— START —

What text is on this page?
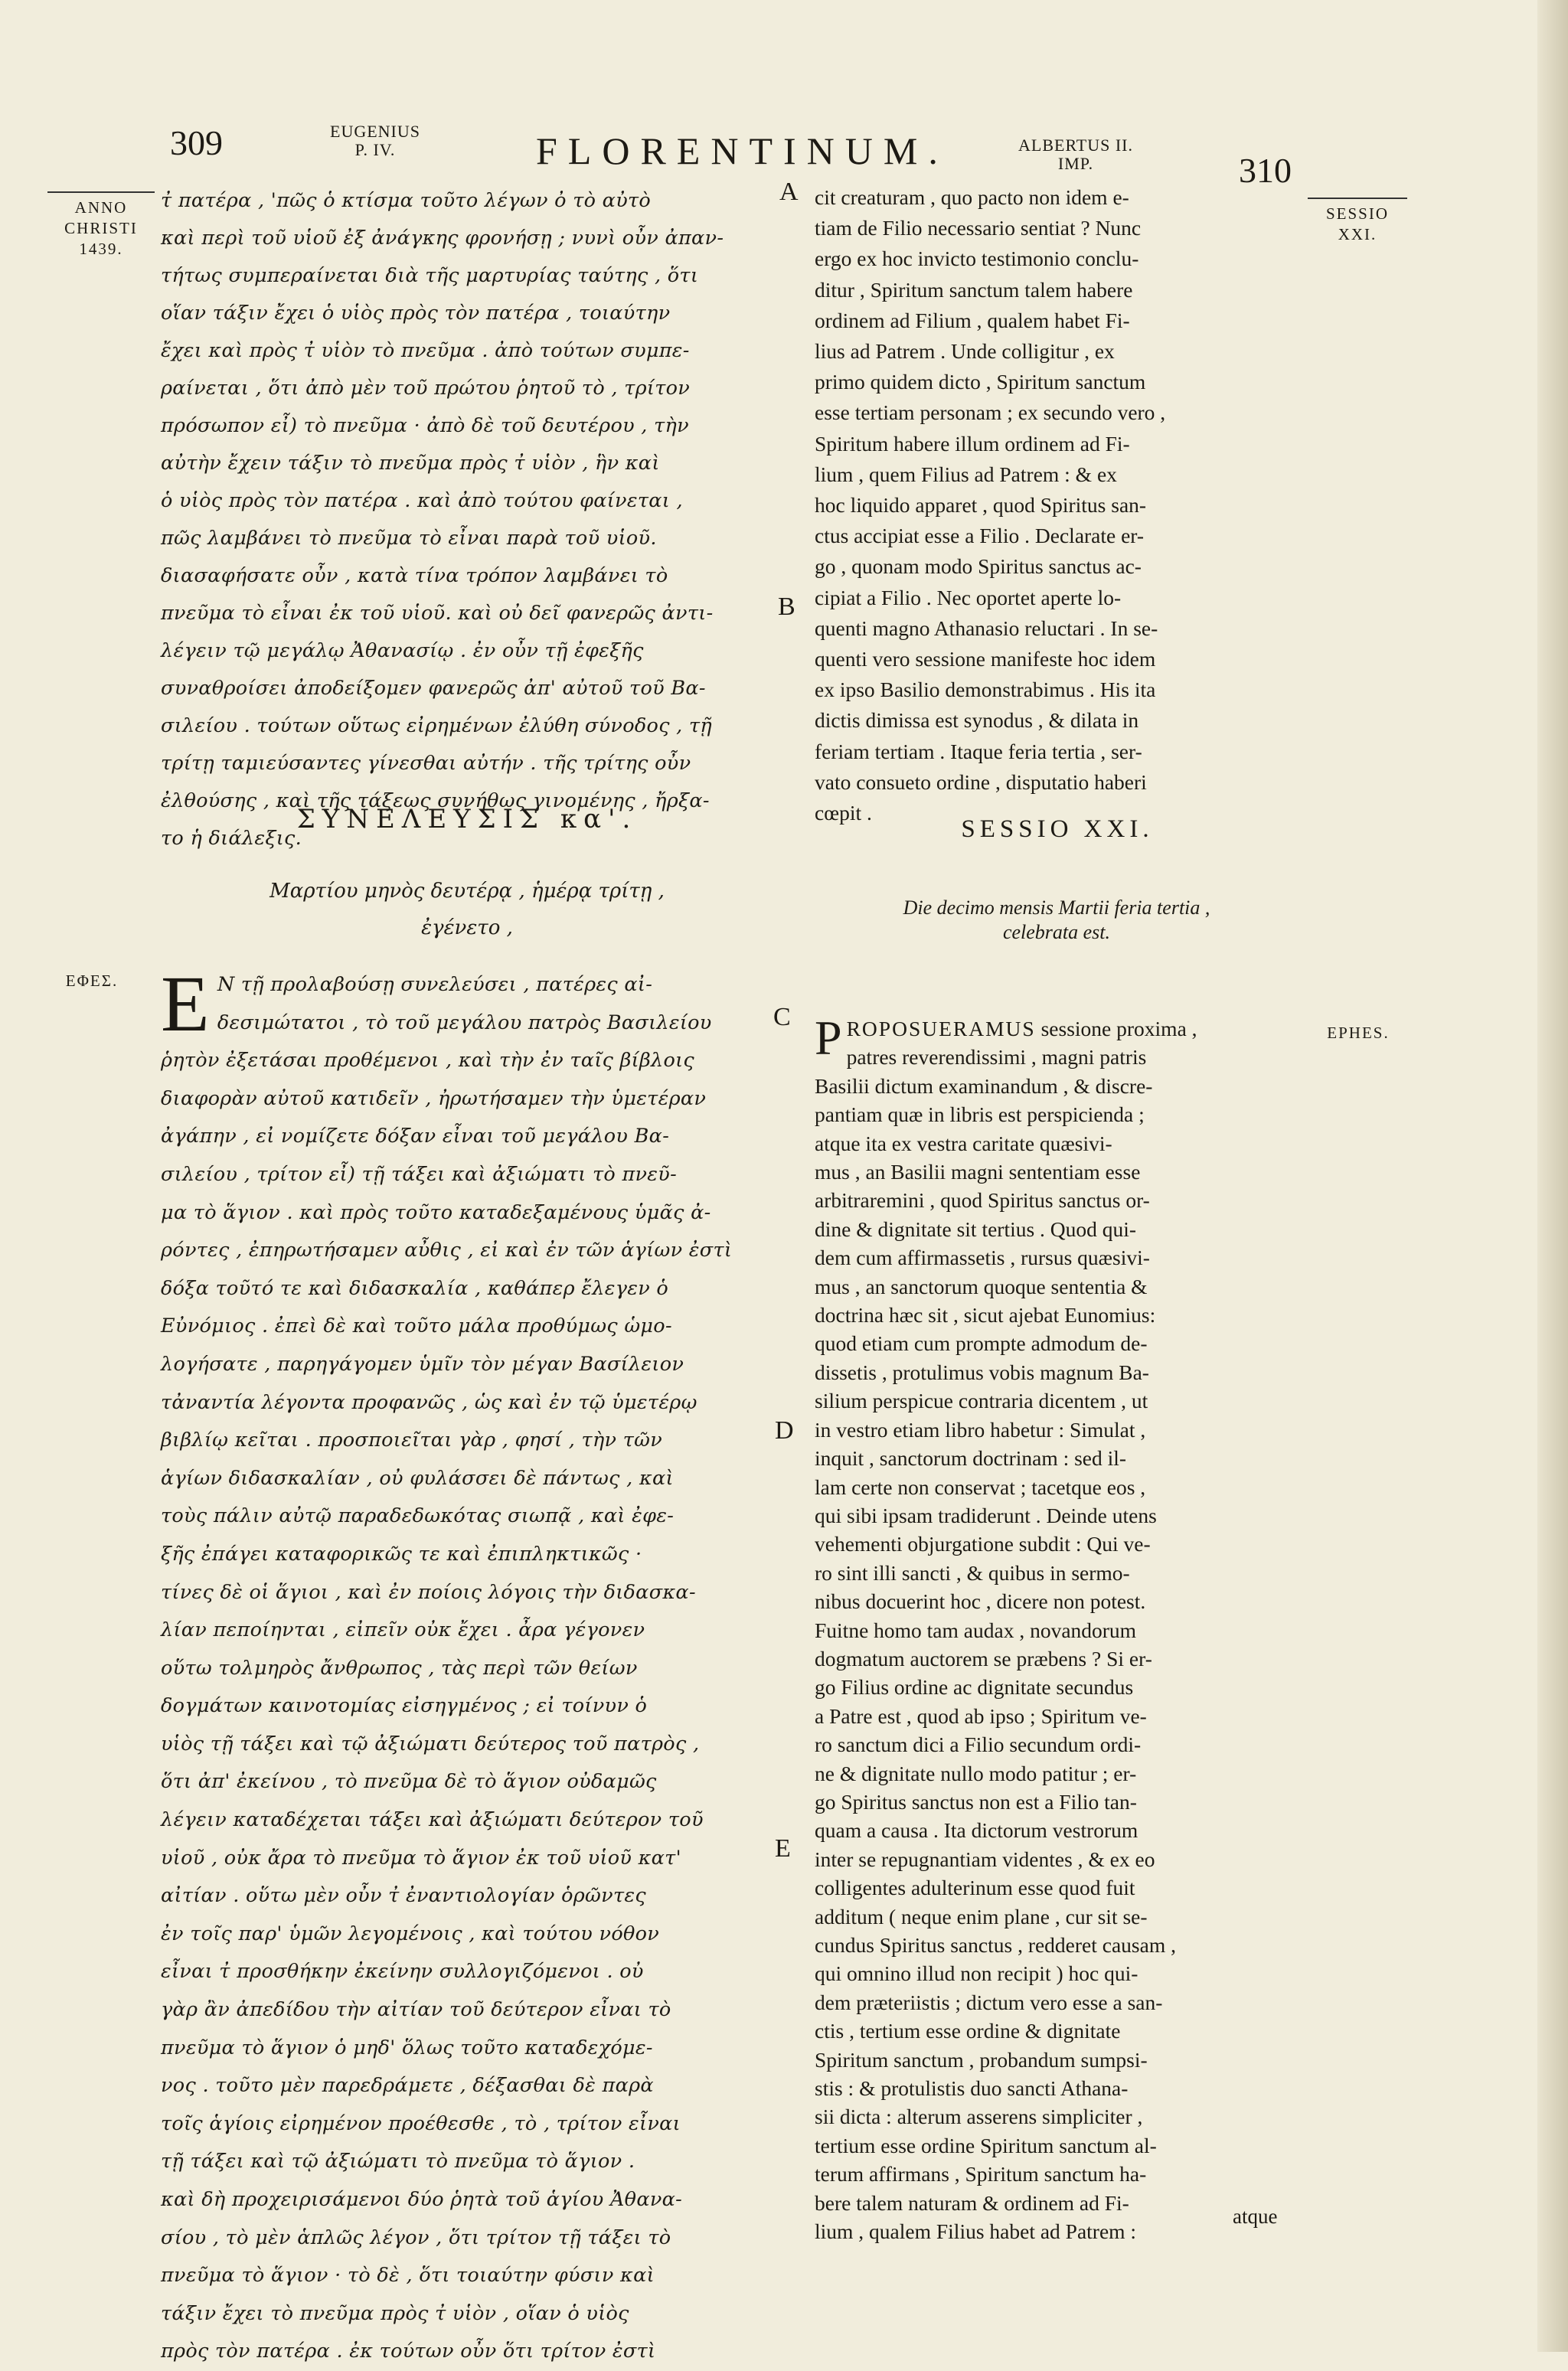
309	EUGENIUS
P. IV.	FLORENTINUM.	ALBERTUS II.
IMP.	310
ANNO
CHRISTI
1439.
SESSIO
XXI.
ΕΦΕΣ.
EPHES.
A
B
C
D
E
τ̓ πατέρα , 'πῶς ὁ κτίσμα τοῦτο λέγων ὀ τὸ αὐτὸ
καὶ περὶ τοῦ υἱοῦ ἐξ ἀνάγκης φρονήσῃ ; νυνὶ οὖν ἀπαν-
τήτως συμπεραίνεται διὰ τῆς μαρτυρίας ταύτης , ὅτι
οἵαν τάξιν ἔχει ὁ υἱὸς πρὸς τὸν πατέρα , τοιαύτην
ἔχει καὶ πρὸς τ̓ υἱὸν τὸ πνεῦμα . ἀπὸ τούτων συμπε-
ραίνεται , ὅτι ἀπὸ μὲν τοῦ πρώτου ῥητοῦ τὸ , τρίτον
πρόσωπον εἶ) τὸ πνεῦμα · ἀπὸ δὲ τοῦ δευτέρου , τὴν
αὐτὴν ἔχειν τάξιν τὸ πνεῦμα πρὸς τ̓ υἱὸν , ἣν καὶ
ὁ υἱὸς πρὸς τὸν πατέρα . καὶ ἀπὸ τούτου φαίνεται ,
πῶς λαμβάνει τὸ πνεῦμα τὸ εἶναι παρὰ τοῦ υἱοῦ.
διασαφήσατε οὖν , κατὰ τίνα τρόπον λαμβάνει τὸ
πνεῦμα τὸ εἶναι ἐκ τοῦ υἱοῦ. καὶ οὐ δεῖ φανερῶς ἀντι-
λέγειν τῷ μεγάλῳ Ἀθανασίῳ . ἐν οὖν τῇ ἐφεξῆς
συναθροίσει ἀποδείξομεν φανερῶς ἀπ' αὐτοῦ τοῦ Βα-
σιλείου . τούτων οὕτως εἰρημένων ἐλύθη σύνοδος , τῇ
τρίτῃ ταμιεύσαντες γίνεσθαι αὐτήν . τῆς τρίτης οὖν
ἐλθούσης , καὶ τῆς τάξεως συνήθως γινομένης , ἤρξα-
το ἡ διάλεξις.

ΣΥΝΕΛΕΥΣΙΣ κα'.
Μαρτίου μηνὸς δευτέρᾳ , ἡμέρᾳ τρίτῃ ,
ἐγένετο ,
Ε Ν τῇ προλαβούσῃ συνελεύσει , πατέρες αἰ-
δεσιμώτατοι , τὸ τοῦ μεγάλου πατρὸς Βασιλείου
ῥητὸν ἐξετάσαι προθέμενοι , καὶ τὴν ἐν ταῖς βίβλοις
διαφορὰν αὐτοῦ κατιδεῖν , ἠρωτήσαμεν τὴν ὑμετέραν
ἀγάπην , εἰ νομίζετε δόξαν εἶναι τοῦ μεγάλου Βα-
σιλείου , τρίτον εἶ) τῇ τάξει καὶ ἀξιώματι τὸ πνεῦ-
μα τὸ ἅγιον . καὶ πρὸς τοῦτο καταδεξαμένους ὑμᾶς ἀ-
ρόντες , ἐπηρωτήσαμεν αὖθις , εἰ καὶ ἐν τῶν ἁγίων ἐστὶ
δόξα τοῦτό τε καὶ διδασκαλία , καθάπερ ἔλεγεν ὁ
Εὐνόμιος . ἐπεὶ δὲ καὶ τοῦτο μάλα προθύμως ὡμο-
λογήσατε , παρηγάγομεν ὑμῖν τὸν μέγαν Βασίλειον
τἀναντία λέγοντα προφανῶς , ὡς καὶ ἐν τῷ ὑμετέρῳ
βιβλίῳ κεῖται . προσποιεῖται γὰρ , φησί , τὴν τῶν
ἁγίων διδασκαλίαν , οὐ φυλάσσει δὲ πάντως , καὶ
τοὺς πάλιν αὐτῷ παραδεδωκότας σιωπᾷ , καὶ ἐφε-
ξῆς ἐπάγει καταφορικῶς τε καὶ ἐπιπληκτικῶς ·
τίνες δὲ οἱ ἅγιοι , καὶ ἐν ποίοις λόγοις τὴν διδασκα-
λίαν πεποίηνται , εἰπεῖν οὐκ ἔχει . ἆρα γέγονεν
οὕτω τολμηρὸς ἄνθρωπος , τὰς περὶ τῶν θείων
δογμάτων καινοτομίας εἰσηγμένος ; εἰ τοίνυν ὁ
υἱὸς τῇ τάξει καὶ τῷ ἀξιώματι δεύτερος τοῦ πατρὸς ,
ὅτι ἀπ' ἐκείνου , τὸ πνεῦμα δὲ τὸ ἅγιον οὐδαμῶς
λέγειν καταδέχεται τάξει καὶ ἀξιώματι δεύτερον τοῦ
υἱοῦ , οὐκ ἄρα τὸ πνεῦμα τὸ ἅγιον ἐκ τοῦ υἱοῦ κατ'
αἰτίαν . οὕτω μὲν οὖν τ̓ ἐναντιολογίαν ὁρῶντες
ἐν τοῖς παρ' ὑμῶν λεγομένοις , καὶ τούτου νόθον
εἶναι τ̓ προσθήκην ἐκείνην συλλογιζόμενοι . οὐ
γὰρ ἂν ἀπεδίδου τὴν αἰτίαν τοῦ δεύτερον εἶναι τὸ
πνεῦμα τὸ ἅγιον ὁ μηδ' ὅλως τοῦτο καταδεχόμε-
νος . τοῦτο μὲν παρεδράμετε , δέξασθαι δὲ παρὰ
τοῖς ἁγίοις εἰρημένον προέθεσθε , τὸ , τρίτον εἶναι
τῇ τάξει καὶ τῷ ἀξιώματι τὸ πνεῦμα τὸ ἅγιον .
καὶ δὴ προχειρισάμενοι δύο ῥητὰ τοῦ ἁγίου Ἀθανα-
σίου , τὸ μὲν ἁπλῶς λέγον , ὅτι τρίτον τῇ τάξει τὸ
πνεῦμα τὸ ἅγιον · τὸ δὲ , ὅτι τοιαύτην φύσιν καὶ
τάξιν ἔχει τὸ πνεῦμα πρὸς τ̓ υἱὸν , οἵαν ὁ υἱὸς
πρὸς τὸν πατέρα . ἐκ τούτων οὖν ὅτι τρίτον ἐστὶ

cit creaturam , quo pacto non idem e-
tiam de Filio necessario sentiat ? Nunc
ergo ex hoc invicto testimonio conclu-
ditur , Spiritum sanctum talem habere
ordinem ad Filium , qualem habet Fi-
lius ad Patrem . Unde colligitur , ex
primo quidem dicto , Spiritum sanctum
esse tertiam personam ; ex secundo vero ,
Spiritum habere illum ordinem ad Fi-
lium , quem Filius ad Patrem : & ex
hoc liquido apparet , quod Spiritus san-
ctus accipiat esse a Filio . Declarate er-
go , quonam modo Spiritus sanctus ac-
cipiat a Filio . Nec oportet aperte lo-
quenti magno Athanasio reluctari . In se-
quenti vero sessione manifeste hoc idem
ex ipso Basilio demonstrabimus . His ita
dictis dimissa est synodus , & dilata in
feriam tertiam . Itaque feria tertia , ser-
vato consueto ordine , disputatio haberi
cœpit .

SESSIO XXI.
Die decimo mensis Martii feria tertia ,
celebrata est.
P ROPOSUERAMUS sessione proxima ,
patres reverendissimi , magni patris
Basilii dictum examinandum , & discre-
pantiam quæ in libris est perspicienda ;
atque ita ex vestra caritate quæsivi-
mus , an Basilii magni sententiam esse
arbitraremini , quod Spiritus sanctus or-
dine & dignitate sit tertius . Quod qui-
dem cum affirmassetis , rursus quæsivi-
mus , an sanctorum quoque sententia &
doctrina hæc sit , sicut ajebat Eunomius:
quod etiam cum prompte admodum de-
dissetis , protulimus vobis magnum Ba-
silium perspicue contraria dicentem , ut
in vestro etiam libro habetur : Simulat ,
inquit , sanctorum doctrinam : sed il-
lam certe non conservat ; tacetque eos ,
qui sibi ipsam tradiderunt . Deinde utens
vehementi objurgatione subdit : Qui ve-
ro sint illi sancti , & quibus in sermo-
nibus docuerint hoc , dicere non potest.
Fuitne homo tam audax , novandorum
dogmatum auctorem se præbens ? Si er-
go Filius ordine ac dignitate secundus
a Patre est , quod ab ipso ; Spiritum ve-
ro sanctum dici a Filio secundum ordi-
ne & dignitate nullo modo patitur ; er-
go Spiritus sanctus non est a Filio tan-
quam a causa . Ita dictorum vestrorum
inter se repugnantiam videntes , & ex eo
colligentes adulterinum esse quod fuit
additum ( neque enim plane , cur sit se-
cundus Spiritus sanctus , redderet causam ,
qui omnino illud non recipit ) hoc qui-
dem præteriistis ; dictum vero esse a san-
ctis , tertium esse ordine & dignitate
Spiritum sanctum , probandum sumpsi-
stis : & protulistis duo sancti Athana-
sii dicta : alterum asserens simpliciter ,
tertium esse ordine Spiritum sanctum al-
terum affirmans , Spiritum sanctum ha-
bere talem naturam & ordinem ad Fi-
lium , qualem Filius habet ad Patrem :

atque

— END —

*WRITTEN INSTRUCTION*
Find every line that has "εἶναι" in it, then return those lines.

*REPLY*
πῶς λαμβάνει τὸ πνεῦμα τὸ εἶναι παρὰ τοῦ υἱοῦ.
πνεῦμα τὸ εἶναι ἐκ τοῦ υἱοῦ. καὶ οὐ δεῖ φανερῶς ἀντι-
ἀγάπην , εἰ νομίζετε δόξαν εἶναι τοῦ μεγάλου Βα-
εἶναι τ̓ προσθήκην ἐκείνην συλλογιζόμενοι . οὐ
γὰρ ἂν ἀπεδίδου τὴν αἰτίαν τοῦ δεύτερον εἶναι τὸ
τοῖς ἁγίοις εἰρημένον προέθεσθε , τὸ , τρίτον εἶναι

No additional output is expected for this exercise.